AIM OF THE EXERCISE ->
Don't copy the pictures; return every other part of the records exactly.

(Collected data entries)
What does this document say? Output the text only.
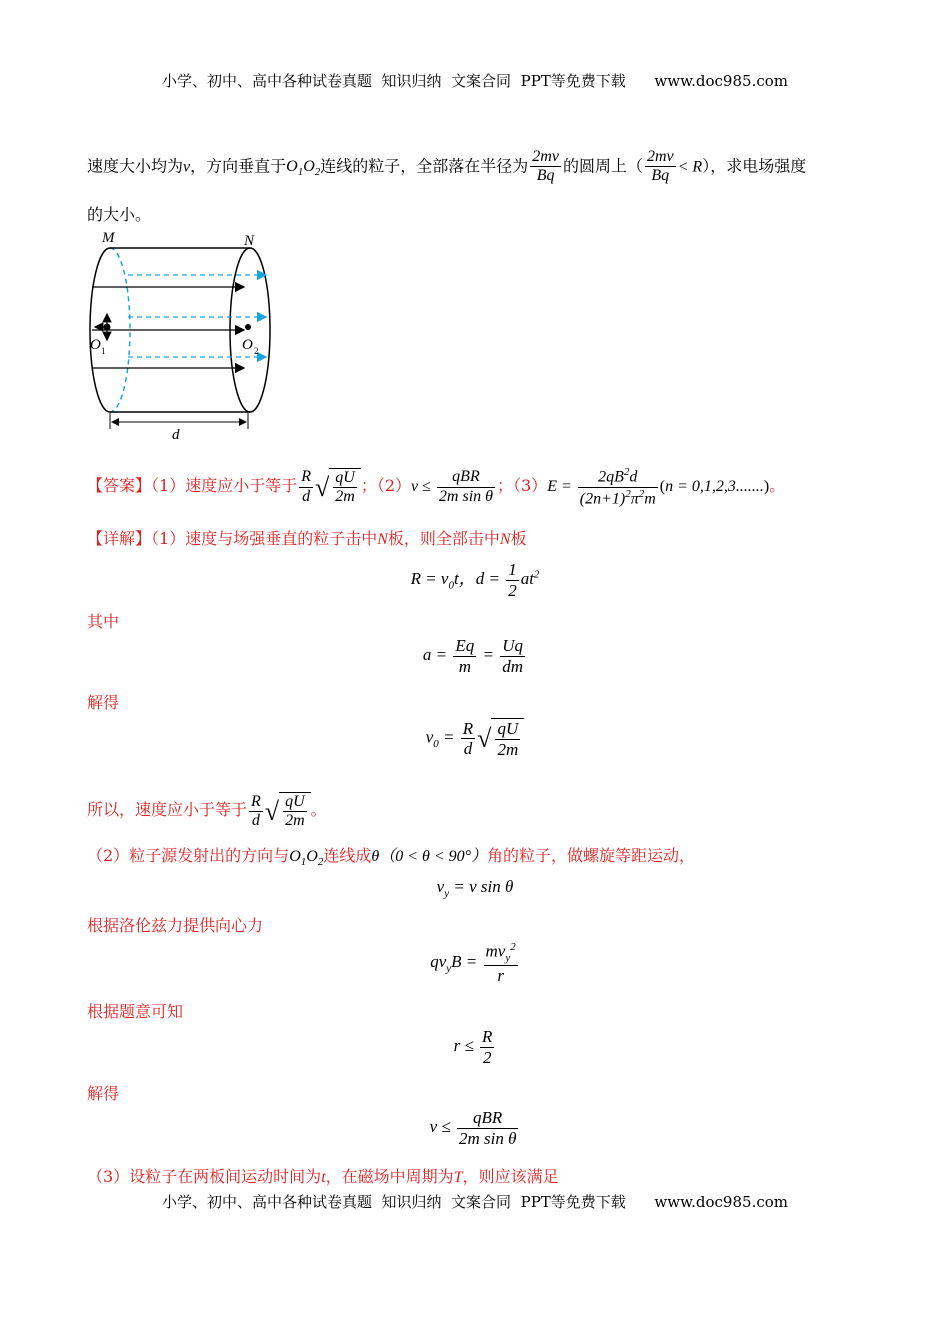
小学、初中、高中各种试卷真题  知识归纳  文案合同  PPT等免费下载      www.doc985.com
速度大小均为v，方向垂直于$O_1O_2$连线的粒子，全部落在半径为 $\frac{2mv}{Bq}$ 的圆周上（ $\frac{2mv}{Bq} < R$），求电场强度
的大小。
M	N
O 1	O 2
d
【答案】（1）速度应小于等于 $\frac{R}{d}$ √ $\frac{qU}{2m}$ ；$(2)v \le \frac{\text{qBR}}{\text{2m sin θ}}$ ；$(3)E = \frac{2qB^2d}{(2n+1)^2\pi^2m} (n = 0,1,2,3.......)$。
【详解】（1）速度与场强垂直的粒子击中N板，则全部击中N板
$R = v_0t$，$d = \frac{1}{2} at^2$
其中
$a = \frac{Eq}{m} = \frac{Uq}{dm}$
解得
$v_0 = \frac{R}{d}$ √ $\frac{qU}{2m}$
所以，速度应小于等于 $\frac{R}{d}$ √ $\frac{qU}{2m}$ 。
（2）粒子源发射出的方向与$O_1O_2$连线成θ（0 < θ < 90°）角的粒子，做螺旋等距运动，
$v_y = v$ sin θ
根据洛伦兹力提供向心力
$qv_yB = \frac{mv_y^2}{r}$
根据题意可知
$r \le \frac{R}{2}$
解得
$v \le \frac{\text{qBR}}{\text{2m sin θ}}$
（3）设粒子在两板间运动时间为t，在磁场中周期为T，则应该满足
小学、初中、高中各种试卷真题  知识归纳  文案合同  PPT等免费下载      www.doc985.com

THE SOLUTION ->
What does this document say? Output the text only.
小学、初中、高中各种试卷真题  知识归纳  文案合同  PPT等免费下载      www.doc985.com
速度大小均为v，方向垂直于$O_1O_2$连线的粒子，全部落在半径为 $\frac{2mv}{Bq}$ 的圆周上（ $\frac{2mv}{Bq} < R$），求电场强度
的大小。
M	N
O 1	O 2
d
【答案】（1）速度应小于等于 $\frac{R}{d}$ √ $\frac{qU}{2m}$ ；$(2)v \le \frac{\text{qBR}}{\text{2m sin θ}}$ ；$(3)E = \frac{2qB^2d}{(2n+1)^2\pi^2m} (n = 0,1,2,3.......)$。
【详解】（1）速度与场强垂直的粒子击中N板，则全部击中N板
$R = v_0t$，$d = \frac{1}{2} at^2$
其中
$a = \frac{Eq}{m} = \frac{Uq}{dm}$
解得
$v_0 = \frac{R}{d}$ √ $\frac{qU}{2m}$
所以，速度应小于等于 $\frac{R}{d}$ √ $\frac{qU}{2m}$ 。
（2）粒子源发射出的方向与$O_1O_2$连线成θ（0 < θ < 90°）角的粒子，做螺旋等距运动，
$v_y = v$ sin θ
根据洛伦兹力提供向心力
$qv_yB = \frac{mv_y^2}{r}$
根据题意可知
$r \le \frac{R}{2}$
解得
$v \le \frac{\text{qBR}}{\text{2m sin θ}}$
（3）设粒子在两板间运动时间为t，在磁场中周期为T，则应该满足
小学、初中、高中各种试卷真题  知识归纳  文案合同  PPT等免费下载      www.doc985.com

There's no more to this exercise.